■ Data ■
■ ■ ■ ■

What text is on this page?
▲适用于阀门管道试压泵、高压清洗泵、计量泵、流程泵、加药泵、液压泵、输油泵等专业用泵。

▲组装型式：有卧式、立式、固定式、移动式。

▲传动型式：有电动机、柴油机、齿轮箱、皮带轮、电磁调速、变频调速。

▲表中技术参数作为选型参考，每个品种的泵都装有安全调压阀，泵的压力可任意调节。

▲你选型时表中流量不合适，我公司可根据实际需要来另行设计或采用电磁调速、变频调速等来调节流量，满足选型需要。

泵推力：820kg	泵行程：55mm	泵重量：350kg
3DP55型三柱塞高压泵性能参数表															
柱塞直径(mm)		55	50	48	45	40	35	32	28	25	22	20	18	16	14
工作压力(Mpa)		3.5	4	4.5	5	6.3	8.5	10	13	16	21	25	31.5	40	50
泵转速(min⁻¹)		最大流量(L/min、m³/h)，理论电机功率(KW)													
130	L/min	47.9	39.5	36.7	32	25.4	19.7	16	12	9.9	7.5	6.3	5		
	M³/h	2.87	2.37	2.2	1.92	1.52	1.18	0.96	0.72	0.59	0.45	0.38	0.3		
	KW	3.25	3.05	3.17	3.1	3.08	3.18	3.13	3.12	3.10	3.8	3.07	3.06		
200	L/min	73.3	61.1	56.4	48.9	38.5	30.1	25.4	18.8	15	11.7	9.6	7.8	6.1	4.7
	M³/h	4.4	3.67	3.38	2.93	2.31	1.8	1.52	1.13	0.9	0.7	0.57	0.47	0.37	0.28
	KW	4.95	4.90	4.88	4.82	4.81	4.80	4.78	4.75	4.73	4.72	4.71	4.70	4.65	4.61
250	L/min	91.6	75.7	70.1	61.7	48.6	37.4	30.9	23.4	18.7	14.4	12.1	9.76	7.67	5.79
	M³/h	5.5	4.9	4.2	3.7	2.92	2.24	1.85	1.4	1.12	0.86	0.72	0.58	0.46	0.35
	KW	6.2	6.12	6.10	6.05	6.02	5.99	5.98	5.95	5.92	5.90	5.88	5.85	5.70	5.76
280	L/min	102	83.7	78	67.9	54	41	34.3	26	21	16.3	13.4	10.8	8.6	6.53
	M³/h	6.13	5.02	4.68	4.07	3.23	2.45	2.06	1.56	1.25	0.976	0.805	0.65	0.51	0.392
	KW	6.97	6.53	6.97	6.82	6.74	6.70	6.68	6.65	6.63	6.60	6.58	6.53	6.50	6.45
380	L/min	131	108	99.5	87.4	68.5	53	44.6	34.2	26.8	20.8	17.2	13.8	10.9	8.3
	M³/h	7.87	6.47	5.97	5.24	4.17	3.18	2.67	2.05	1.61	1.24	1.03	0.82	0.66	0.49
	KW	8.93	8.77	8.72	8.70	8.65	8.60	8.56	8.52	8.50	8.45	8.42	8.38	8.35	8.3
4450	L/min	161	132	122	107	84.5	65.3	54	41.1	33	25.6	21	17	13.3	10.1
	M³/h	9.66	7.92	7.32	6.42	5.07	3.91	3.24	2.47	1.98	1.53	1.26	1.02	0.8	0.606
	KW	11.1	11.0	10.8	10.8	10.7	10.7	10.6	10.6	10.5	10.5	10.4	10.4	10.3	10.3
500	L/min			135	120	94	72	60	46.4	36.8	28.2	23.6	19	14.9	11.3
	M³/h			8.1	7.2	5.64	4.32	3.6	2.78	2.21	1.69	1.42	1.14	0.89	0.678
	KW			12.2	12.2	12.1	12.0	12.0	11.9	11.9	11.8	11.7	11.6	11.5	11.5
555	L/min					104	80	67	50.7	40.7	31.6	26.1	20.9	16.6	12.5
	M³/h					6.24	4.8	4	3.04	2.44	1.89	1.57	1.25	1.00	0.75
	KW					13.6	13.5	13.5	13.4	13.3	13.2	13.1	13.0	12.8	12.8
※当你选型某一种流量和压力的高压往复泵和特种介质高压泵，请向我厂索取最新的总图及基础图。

■ ■ ■ ■

■ Objective ■
Copy down the material exactly as written.

■ Answer to the exercise ■
What text is on this page?
▲适用于阀门管道试压泵、高压清洗泵、计量泵、流程泵、加药泵、液压泵、输油泵等专业用泵。

▲组装型式：有卧式、立式、固定式、移动式。

▲传动型式：有电动机、柴油机、齿轮箱、皮带轮、电磁调速、变频调速。

▲表中技术参数作为选型参考，每个品种的泵都装有安全调压阀，泵的压力可任意调节。

▲你选型时表中流量不合适，我公司可根据实际需要来另行设计或采用电磁调速、变频调速等来调节流量，满足选型需要。

泵推力：820kg	泵行程：55mm	泵重量：350kg
3DP55型三柱塞高压泵性能参数表															
柱塞直径(mm)		55	50	48	45	40	35	32	28	25	22	20	18	16	14
工作压力(Mpa)		3.5	4	4.5	5	6.3	8.5	10	13	16	21	25	31.5	40	50
泵转速(min⁻¹)		最大流量(L/min、m³/h)，理论电机功率(KW)													
130	L/min	47.9	39.5	36.7	32	25.4	19.7	16	12	9.9	7.5	6.3	5		
	M³/h	2.87	2.37	2.2	1.92	1.52	1.18	0.96	0.72	0.59	0.45	0.38	0.3		
	KW	3.25	3.05	3.17	3.1	3.08	3.18	3.13	3.12	3.10	3.8	3.07	3.06		
200	L/min	73.3	61.1	56.4	48.9	38.5	30.1	25.4	18.8	15	11.7	9.6	7.8	6.1	4.7
	M³/h	4.4	3.67	3.38	2.93	2.31	1.8	1.52	1.13	0.9	0.7	0.57	0.47	0.37	0.28
	KW	4.95	4.90	4.88	4.82	4.81	4.80	4.78	4.75	4.73	4.72	4.71	4.70	4.65	4.61
250	L/min	91.6	75.7	70.1	61.7	48.6	37.4	30.9	23.4	18.7	14.4	12.1	9.76	7.67	5.79
	M³/h	5.5	4.9	4.2	3.7	2.92	2.24	1.85	1.4	1.12	0.86	0.72	0.58	0.46	0.35
	KW	6.2	6.12	6.10	6.05	6.02	5.99	5.98	5.95	5.92	5.90	5.88	5.85	5.70	5.76
280	L/min	102	83.7	78	67.9	54	41	34.3	26	21	16.3	13.4	10.8	8.6	6.53
	M³/h	6.13	5.02	4.68	4.07	3.23	2.45	2.06	1.56	1.25	0.976	0.805	0.65	0.51	0.392
	KW	6.97	6.53	6.97	6.82	6.74	6.70	6.68	6.65	6.63	6.60	6.58	6.53	6.50	6.45
380	L/min	131	108	99.5	87.4	68.5	53	44.6	34.2	26.8	20.8	17.2	13.8	10.9	8.3
	M³/h	7.87	6.47	5.97	5.24	4.17	3.18	2.67	2.05	1.61	1.24	1.03	0.82	0.66	0.49
	KW	8.93	8.77	8.72	8.70	8.65	8.60	8.56	8.52	8.50	8.45	8.42	8.38	8.35	8.3
4450	L/min	161	132	122	107	84.5	65.3	54	41.1	33	25.6	21	17	13.3	10.1
	M³/h	9.66	7.92	7.32	6.42	5.07	3.91	3.24	2.47	1.98	1.53	1.26	1.02	0.8	0.606
	KW	11.1	11.0	10.8	10.8	10.7	10.7	10.6	10.6	10.5	10.5	10.4	10.4	10.3	10.3
500	L/min			135	120	94	72	60	46.4	36.8	28.2	23.6	19	14.9	11.3
	M³/h			8.1	7.2	5.64	4.32	3.6	2.78	2.21	1.69	1.42	1.14	0.89	0.678
	KW			12.2	12.2	12.1	12.0	12.0	11.9	11.9	11.8	11.7	11.6	11.5	11.5
555	L/min					104	80	67	50.7	40.7	31.6	26.1	20.9	16.6	12.5
	M³/h					6.24	4.8	4	3.04	2.44	1.89	1.57	1.25	1.00	0.75
	KW					13.6	13.5	13.5	13.4	13.3	13.2	13.1	13.0	12.8	12.8
※当你选型某一种流量和压力的高压往复泵和特种介质高压泵，请向我厂索取最新的总图及基础图。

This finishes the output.